Ausgewählter Text
--*--
Wegen Zusammenarbeit mit der Mafia muss
Berlusconi-Weggefährte Dell'Utri ins Gefängnis. Doch der Ex-Senator setzte sich
mit einer aberwitzigen Ausrede ins Ausland ab.
Zweimal hatte die Staatsanwaltschaft im sizilianischen
Palermo vergeblich beantragt, Marcello Dell‘Utri den
Pass zu entziehen, damit der nicht außer Landes flüchte. Denn dem Ex-Senator,
engen Freund und Weggefährten von Silvio
Berlusconi drohen sieben Jahre Haft wegen Zusammenarbeit mit der Mafia. Dazu ist er in zweiter Instanz
verurteilt worden, das endgültige Urteil steht für Dienstag dieser Woche auf
der Agenda.
Als das Berufungsgericht in Palermo
am 4. April zum zweiten Male verkündete, es bestehe keine Fluchtgefahr, war
Dell'Utri gerade weg. Am Tag zuvor war er via Paris nach Beirut geflogen. Doch
unauffindbar sei er bereits Mitte März gewesen, meldete die
Antimafia-Sondereinheit der italienischen Polizei.
Aber, nobody is perfect, auch der Justiz-
und Mafia-Kenner Dell'Utri macht Fehler: Er zahlte mit seiner Kreditkarte und
telefonierte mit dem Handy - schon war er geortet, in der libanesischen
Hauptstadt Beirut. Nun sah, am 8. April, auch das Gericht in Palermo
"konkrete Fluchtgefahr" und erließ einen Haftbefehl.
--*--
Zu lösende Aufgaben
• a. Über welche Stadt flog Dell'Utri laut dem ausgewählten Text nach Beirut?
• b. Stimmen diese Aussagen mit dem ausgewählten Text überein? (i) Das Berufungsgericht in Palermo sah am 4. April keine Fluchtgefahr. (ii) Die Staatsanwaltschaft hatte dreimal beantragt, Dell'Utri den Pass zu entziehen. (iii) Das endgültige Urteil ist bereits gefallen.
• c. Gib aus dem ausgewählten Text den Abschnitt wörtlich wieder, der bei den Worten „Aber, nobody is“ beginnt, und hör nach „erließ einen Haftbefehl.“ auf.
--*--
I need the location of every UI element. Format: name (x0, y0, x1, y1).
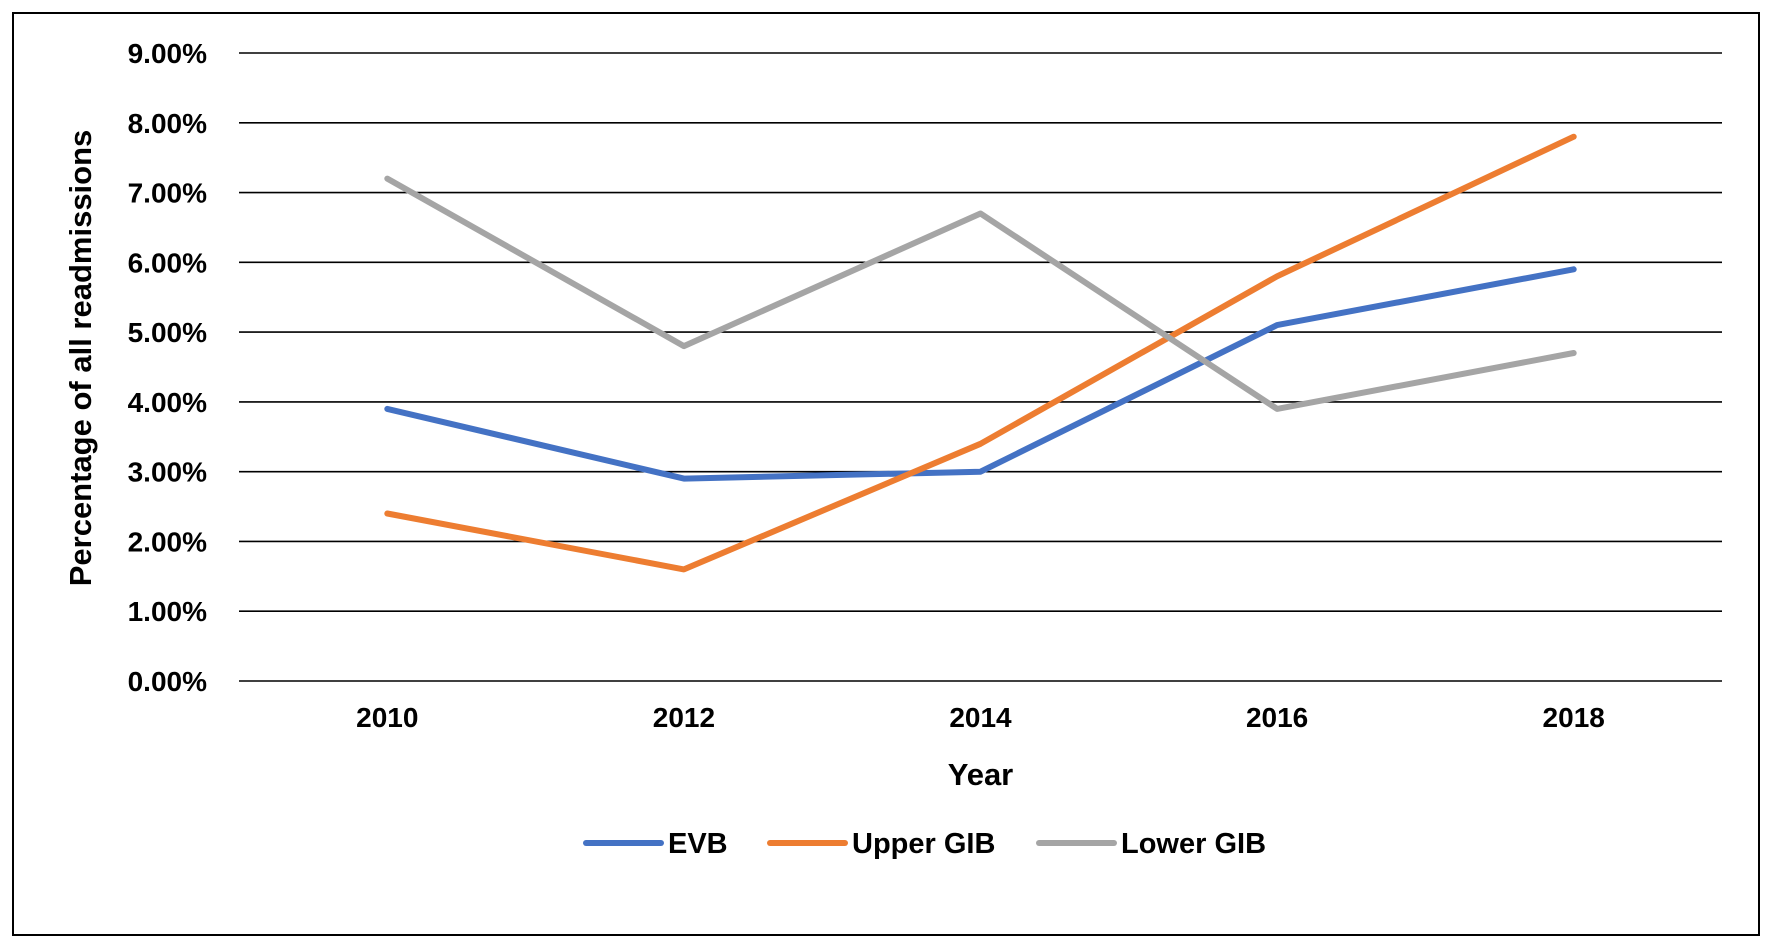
y-tick-label: 1.00% (128, 596, 207, 627)
y-tick-label: 7.00% (128, 178, 207, 209)
y-axis-ticks: 0.00% 1.00% 2.00% 3.00% 4.00% 5.00% 6.00% 7.00%… (128, 38, 207, 697)
y-tick-label: 4.00% (128, 387, 207, 418)
series-line-evb (384, 266, 1577, 482)
x-axis-ticks: 2010 2012 2014 2016 2018 (356, 702, 1605, 733)
chart-frame: 0.00% 1.00% 2.00% 3.00% 4.00% 5.00% 6.00% 7.00%… (12, 12, 1760, 936)
y-tick-label: 3.00% (128, 457, 207, 488)
legend-label-evb: EVB (668, 828, 728, 860)
y-tick-label: 2.00% (128, 526, 207, 557)
y-axis-title: Percentage of all readmissions (63, 130, 98, 587)
y-tick-label: 9.00% (128, 38, 207, 69)
legend: EVB Upper GIB Lower GIB (583, 828, 1266, 860)
x-tick-label: 2014 (949, 702, 1012, 733)
y-tick-label: 6.00% (128, 247, 207, 278)
series-line-upper-gib (384, 133, 1577, 573)
y-tick-label: 5.00% (128, 317, 207, 348)
x-tick-label: 2010 (356, 702, 418, 733)
series-line-lower-gib (384, 175, 1577, 412)
x-tick-label: 2018 (1543, 702, 1605, 733)
x-axis-title: Year (948, 757, 1014, 792)
x-tick-label: 2016 (1246, 702, 1308, 733)
line-chart: 0.00% 1.00% 2.00% 3.00% 4.00% 5.00% 6.00% 7.00%… (63, 38, 1722, 860)
legend-label-lower-gib: Lower GIB (1121, 828, 1266, 860)
gridlines (239, 52, 1722, 682)
y-tick-label: 0.00% (128, 666, 207, 697)
legend-label-upper-gib: Upper GIB (852, 828, 995, 860)
x-tick-label: 2012 (653, 702, 715, 733)
y-tick-label: 8.00% (128, 108, 207, 139)
series-lines (384, 133, 1577, 573)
--*--
Lösungen je Aufgabe
• a. Über Paris.

• b.
(i) Ja: „am 4. April zum zweiten Male verkündete, es bestehe keine Fluchtgefahr“
(ii) Nein: „Zweimal hatte die Staatsanwaltschaft im sizilianischen Palermo vergeblich beantragt“
(iii) Nein: „das endgültige Urteil steht für Dienstag dieser Woche auf der Agenda“

• c.
Aber, nobody is perfect, auch der Justiz-
und Mafia-Kenner Dell'Utri macht Fehler: Er zahlte mit seiner Kreditkarte und
telefonierte mit dem Handy - schon war er geortet, in der libanesischen
Hauptstadt Beirut. Nun sah, am 8. April, auch das Gericht in Palermo
"konkrete Fluchtgefahr" und erließ einen Haftbefehl.